Required work:
Convert the material below into one JSON array of strings, one string per line, with blank lines omitted.

— Begin Data supplied —

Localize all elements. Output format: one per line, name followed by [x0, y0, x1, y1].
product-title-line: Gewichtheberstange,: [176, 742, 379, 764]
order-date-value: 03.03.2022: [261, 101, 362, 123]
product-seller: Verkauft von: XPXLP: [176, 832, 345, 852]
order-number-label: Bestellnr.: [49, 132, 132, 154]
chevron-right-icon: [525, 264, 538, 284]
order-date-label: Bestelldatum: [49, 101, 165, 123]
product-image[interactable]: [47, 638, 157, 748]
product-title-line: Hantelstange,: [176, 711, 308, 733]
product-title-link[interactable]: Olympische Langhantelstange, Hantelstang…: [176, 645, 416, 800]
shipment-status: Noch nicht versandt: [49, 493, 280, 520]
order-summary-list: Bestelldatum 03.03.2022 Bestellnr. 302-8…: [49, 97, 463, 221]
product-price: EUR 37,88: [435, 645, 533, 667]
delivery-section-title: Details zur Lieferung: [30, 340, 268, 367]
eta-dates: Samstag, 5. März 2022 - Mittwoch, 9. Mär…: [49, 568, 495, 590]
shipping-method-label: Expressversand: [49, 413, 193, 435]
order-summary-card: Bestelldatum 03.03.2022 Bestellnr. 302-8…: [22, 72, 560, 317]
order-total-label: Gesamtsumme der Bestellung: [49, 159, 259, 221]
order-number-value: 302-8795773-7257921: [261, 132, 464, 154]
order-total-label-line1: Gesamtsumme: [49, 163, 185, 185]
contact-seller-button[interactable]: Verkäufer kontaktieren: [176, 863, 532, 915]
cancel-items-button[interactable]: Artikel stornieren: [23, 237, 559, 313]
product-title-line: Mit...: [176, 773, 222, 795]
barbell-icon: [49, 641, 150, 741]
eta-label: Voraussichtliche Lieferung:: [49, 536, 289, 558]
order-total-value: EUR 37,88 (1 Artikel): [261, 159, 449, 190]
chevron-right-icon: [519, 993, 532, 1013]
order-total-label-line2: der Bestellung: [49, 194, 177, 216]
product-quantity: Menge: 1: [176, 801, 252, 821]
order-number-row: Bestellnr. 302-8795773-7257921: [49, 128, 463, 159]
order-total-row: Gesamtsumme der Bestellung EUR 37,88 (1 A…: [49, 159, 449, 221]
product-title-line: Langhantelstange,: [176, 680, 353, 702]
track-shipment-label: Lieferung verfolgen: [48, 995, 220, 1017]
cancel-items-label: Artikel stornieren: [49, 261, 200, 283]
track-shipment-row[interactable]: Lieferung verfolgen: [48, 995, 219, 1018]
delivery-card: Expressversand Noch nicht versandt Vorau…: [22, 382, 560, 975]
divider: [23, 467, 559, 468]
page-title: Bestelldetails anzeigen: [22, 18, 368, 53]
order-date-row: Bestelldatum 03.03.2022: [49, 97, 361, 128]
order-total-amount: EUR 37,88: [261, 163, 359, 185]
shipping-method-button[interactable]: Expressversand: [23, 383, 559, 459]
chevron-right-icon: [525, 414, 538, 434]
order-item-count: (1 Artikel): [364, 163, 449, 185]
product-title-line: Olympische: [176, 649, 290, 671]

— End Data supplied —

Result of the exercise:
[
  "Localize all elements. Output format: one per line, name followed by [x0, y0, x1, y1].",
  "product-title-line: Gewichtheberstange,: [176, 742, 379, 764]",
  "order-date-value: 03.03.2022: [261, 101, 362, 123]",
  "product-seller: Verkauft von: XPXLP: [176, 832, 345, 852]",
  "order-number-label: Bestellnr.: [49, 132, 132, 154]",
  "chevron-right-icon: [525, 264, 538, 284]",
  "order-date-label: Bestelldatum: [49, 101, 165, 123]",
  "product-image[interactable]: [47, 638, 157, 748]",
  "product-title-line: Hantelstange,: [176, 711, 308, 733]",
  "product-title-link[interactable]: Olympische Langhantelstange, Hantelstang…: [176, 645, 416, 800]",
  "shipment-status: Noch nicht versandt: [49, 493, 280, 520]",
  "order-summary-list: Bestelldatum 03.03.2022 Bestellnr. 302-8…: [49, 97, 463, 221]",
  "product-price: EUR 37,88: [435, 645, 533, 667]",
  "delivery-section-title: Details zur Lieferung: [30, 340, 268, 367]",
  "eta-dates: Samstag, 5. März 2022 - Mittwoch, 9. Mär…: [49, 568, 495, 590]",
  "shipping-method-label: Expressversand: [49, 413, 193, 435]",
  "order-summary-card: Bestelldatum 03.03.2022 Bestellnr. 302-8…: [22, 72, 560, 317]",
  "order-total-label: Gesamtsumme der Bestellung: [49, 159, 259, 221]",
  "order-number-value: 302-8795773-7257921: [261, 132, 464, 154]",
  "order-total-label-line1: Gesamtsumme: [49, 163, 185, 185]",
  "contact-seller-button[interactable]: Verkäufer kontaktieren: [176, 863, 532, 915]",
  "cancel-items-button[interactable]: Artikel stornieren: [23, 237, 559, 313]",
  "product-title-line: Mit...: [176, 773, 222, 795]",
  "barbell-icon: [49, 641, 150, 741]",
  "eta-label: Voraussichtliche Lieferung:: [49, 536, 289, 558]",
  "order-total-value: EUR 37,88 (1 Artikel): [261, 159, 449, 190]",
  "chevron-right-icon: [519, 993, 532, 1013]",
  "order-total-label-line2: der Bestellung: [49, 194, 177, 216]",
  "product-quantity: Menge: 1: [176, 801, 252, 821]",
  "order-number-row: Bestellnr. 302-8795773-7257921: [49, 128, 463, 159]",
  "order-total-row: Gesamtsumme der Bestellung EUR 37,88 (1 A…: [49, 159, 449, 221]",
  "product-title-line: Langhantelstange,: [176, 680, 353, 702]",
  "track-shipment-label: Lieferung verfolgen: [48, 995, 220, 1017]",
  "cancel-items-label: Artikel stornieren: [49, 261, 200, 283]",
  "track-shipment-row[interactable]: Lieferung verfolgen: [48, 995, 219, 1018]",
  "delivery-card: Expressversand Noch nicht versandt Vorau…: [22, 382, 560, 975]",
  "divider: [23, 467, 559, 468]",
  "page-title: Bestelldetails anzeigen: [22, 18, 368, 53]",
  "order-date-row: Bestelldatum 03.03.2022: [49, 97, 361, 128]",
  "order-total-amount: EUR 37,88: [261, 163, 359, 185]",
  "shipping-method-button[interactable]: Expressversand: [23, 383, 559, 459]",
  "chevron-right-icon: [525, 414, 538, 434]",
  "order-item-count: (1 Artikel): [364, 163, 449, 185]",
  "product-title-line: Olympische: [176, 649, 290, 671]"
]